▸ **Written request**:
Set down each line of the material that follows, exactly, with no pictures.

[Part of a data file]
★ ★ ★ ★

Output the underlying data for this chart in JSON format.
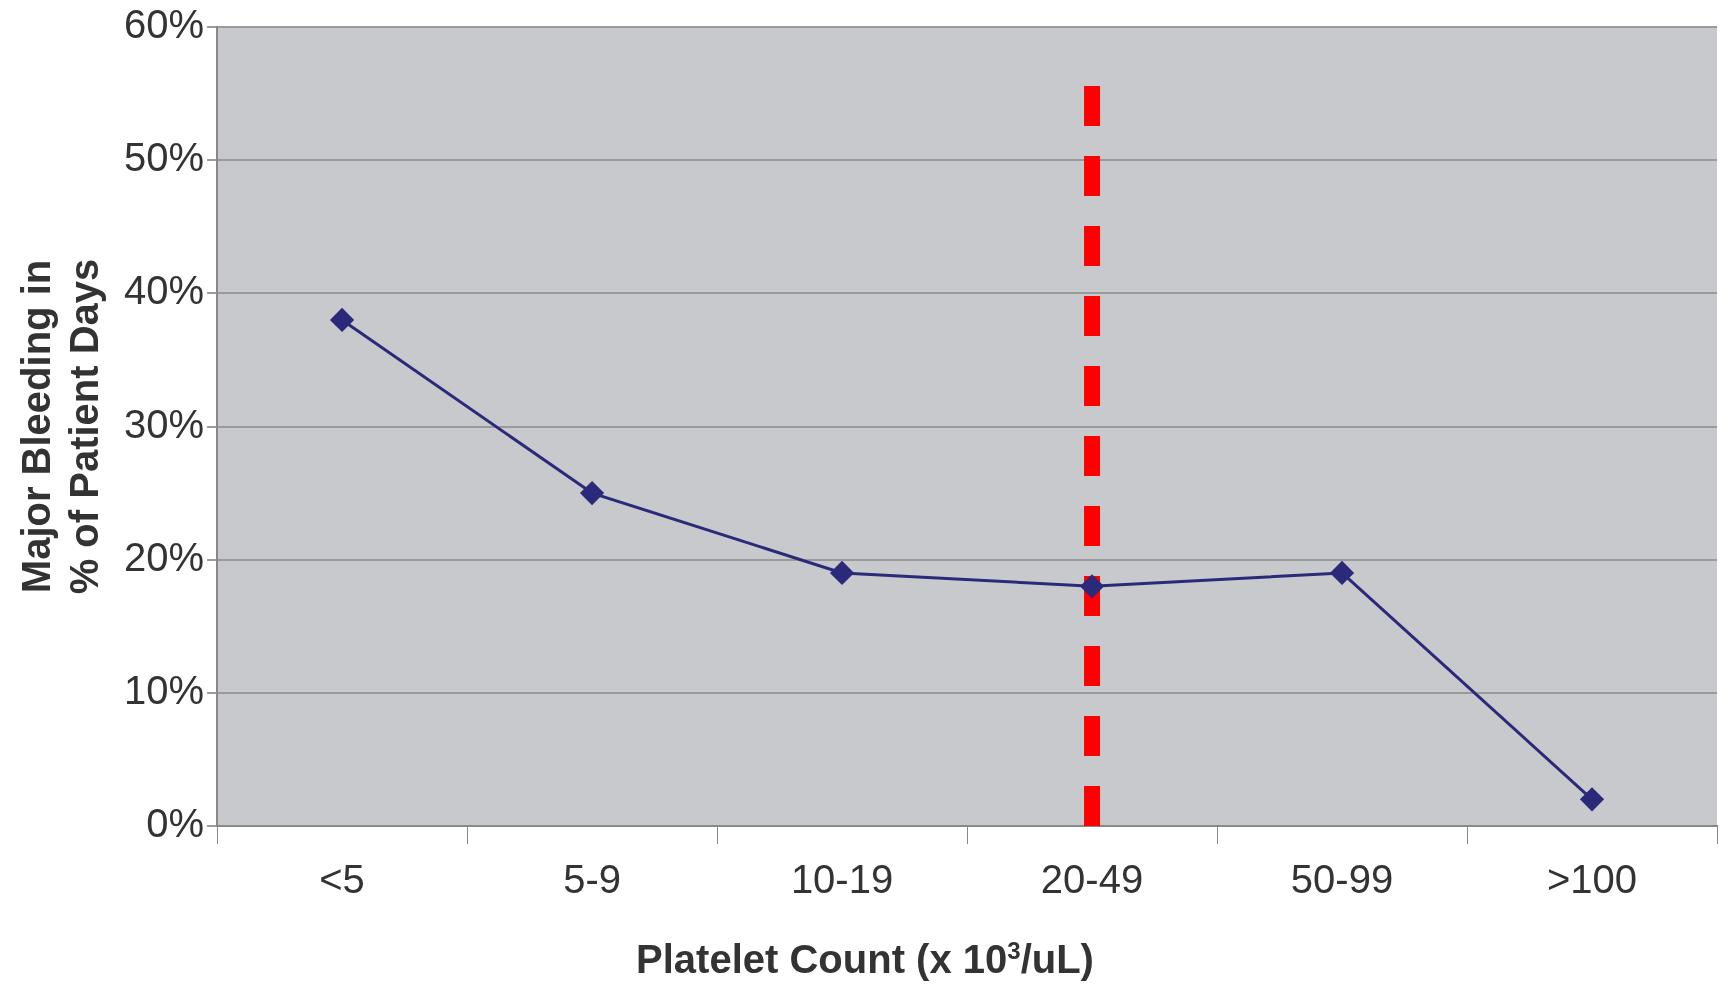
{
  "chart_data": {
    "type": "line",
    "xlabel": "Platelet Count (x 10$^{3}$/uL)",
    "ylabel": "Major Bleeding in\n% of Patient Days",
    "categories": [
      "<5",
      "5-9",
      "10-19",
      "20-49",
      "50-99",
      ">100"
    ],
    "series": [
      {
        "color": "#2b2a7a",
        "values": [
          0.38,
          0.25,
          0.19,
          0.18,
          0.19,
          0.02
        ]
      }
    ],
    "ylim": [
      0,
      0.6
    ],
    "yticks": [
      {
        "value": 0,
        "label": "0%"
      },
      {
        "value": 0.1,
        "label": "10%"
      },
      {
        "value": 0.2,
        "label": "20%"
      },
      {
        "value": 0.3,
        "label": "30%"
      },
      {
        "value": 0.4,
        "label": "40%"
      },
      {
        "value": 0.5,
        "label": "50%"
      },
      {
        "value": 0.6,
        "label": "60%"
      }
    ],
    "grid": "y",
    "legend": false,
    "marker": "diamond",
    "line_style": "solid",
    "ref_lines": [
      {
        "axis": "x",
        "value": "20-49",
        "color": "#ff0000",
        "line_style": "dashed"
      }
    ]
  }
}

★ ★ ★ ★

▸ **Complete response**:
Output the underlying data for this chart in JSON format.
{
  "chart_data": {
    "type": "line",
    "xlabel": "Platelet Count (x 10$^{3}$/uL)",
    "ylabel": "Major Bleeding in\n% of Patient Days",
    "categories": [
      "<5",
      "5-9",
      "10-19",
      "20-49",
      "50-99",
      ">100"
    ],
    "series": [
      {
        "color": "#2b2a7a",
        "values": [
          0.38,
          0.25,
          0.19,
          0.18,
          0.19,
          0.02
        ]
      }
    ],
    "ylim": [
      0,
      0.6
    ],
    "yticks": [
      {
        "value": 0,
        "label": "0%"
      },
      {
        "value": 0.1,
        "label": "10%"
      },
      {
        "value": 0.2,
        "label": "20%"
      },
      {
        "value": 0.3,
        "label": "30%"
      },
      {
        "value": 0.4,
        "label": "40%"
      },
      {
        "value": 0.5,
        "label": "50%"
      },
      {
        "value": 0.6,
        "label": "60%"
      }
    ],
    "grid": "y",
    "legend": false,
    "marker": "diamond",
    "line_style": "solid",
    "ref_lines": [
      {
        "axis": "x",
        "value": "20-49",
        "color": "#ff0000",
        "line_style": "dashed"
      }
    ]
  }
}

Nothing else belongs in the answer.